> **Stated task**
Identify and pull out each line of the entries in which "values" occurs.

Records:
:::
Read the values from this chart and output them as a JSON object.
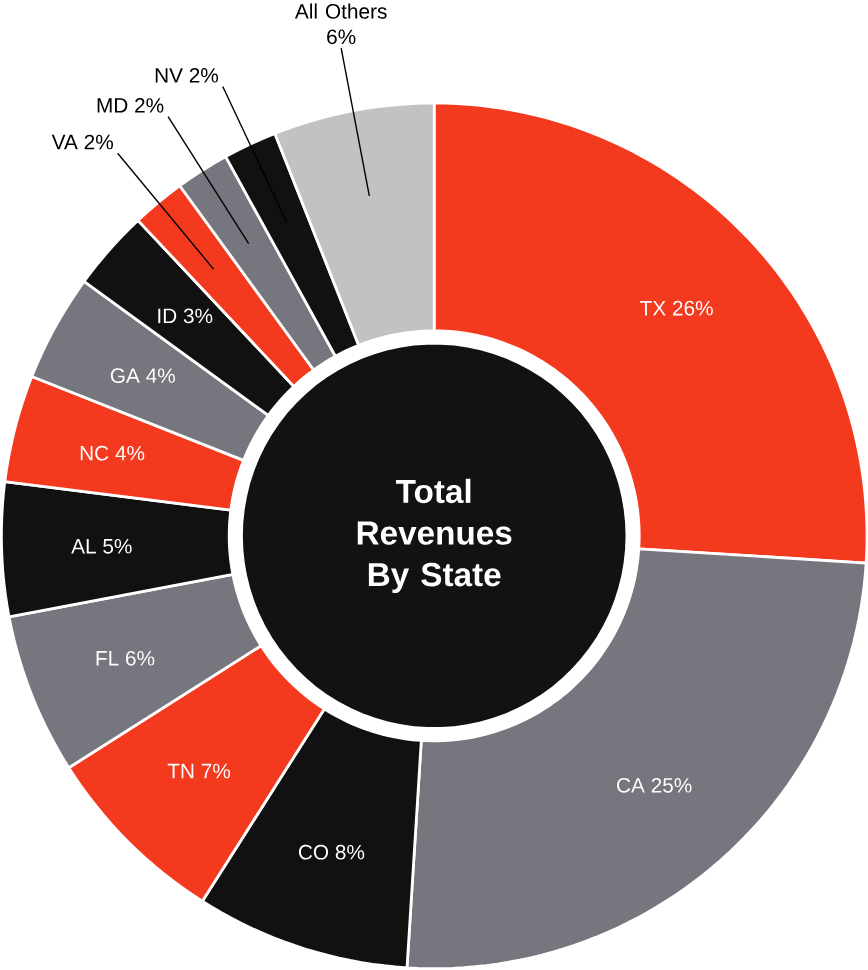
{
  "chart_data": {
    "type": "donut",
    "title": "Total Revenues By State",
    "categories": [
      "TX",
      "CA",
      "CO",
      "TN",
      "FL",
      "AL",
      "NC",
      "GA",
      "ID",
      "VA",
      "MD",
      "NV",
      "All Others"
    ],
    "values": [
      26,
      25,
      8,
      7,
      6,
      5,
      4,
      4,
      3,
      2,
      2,
      2,
      6
    ],
    "value_labels": [
      "26%",
      "25%",
      "8%",
      "7%",
      "6%",
      "5%",
      "4%",
      "4%",
      "3%",
      "2%",
      "2%",
      "2%",
      "6%"
    ],
    "colors": [
      "#f43a1e",
      "#76777e",
      "#111111",
      "#f43a1e",
      "#76777e",
      "#111111",
      "#f43a1e",
      "#76777e",
      "#111111",
      "#f43a1e",
      "#76777e",
      "#111111",
      "#c2c2c2"
    ]
  }
}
:::
> **Answer for the task**
Read the values from this chart and output them as a JSON object.
    "values": [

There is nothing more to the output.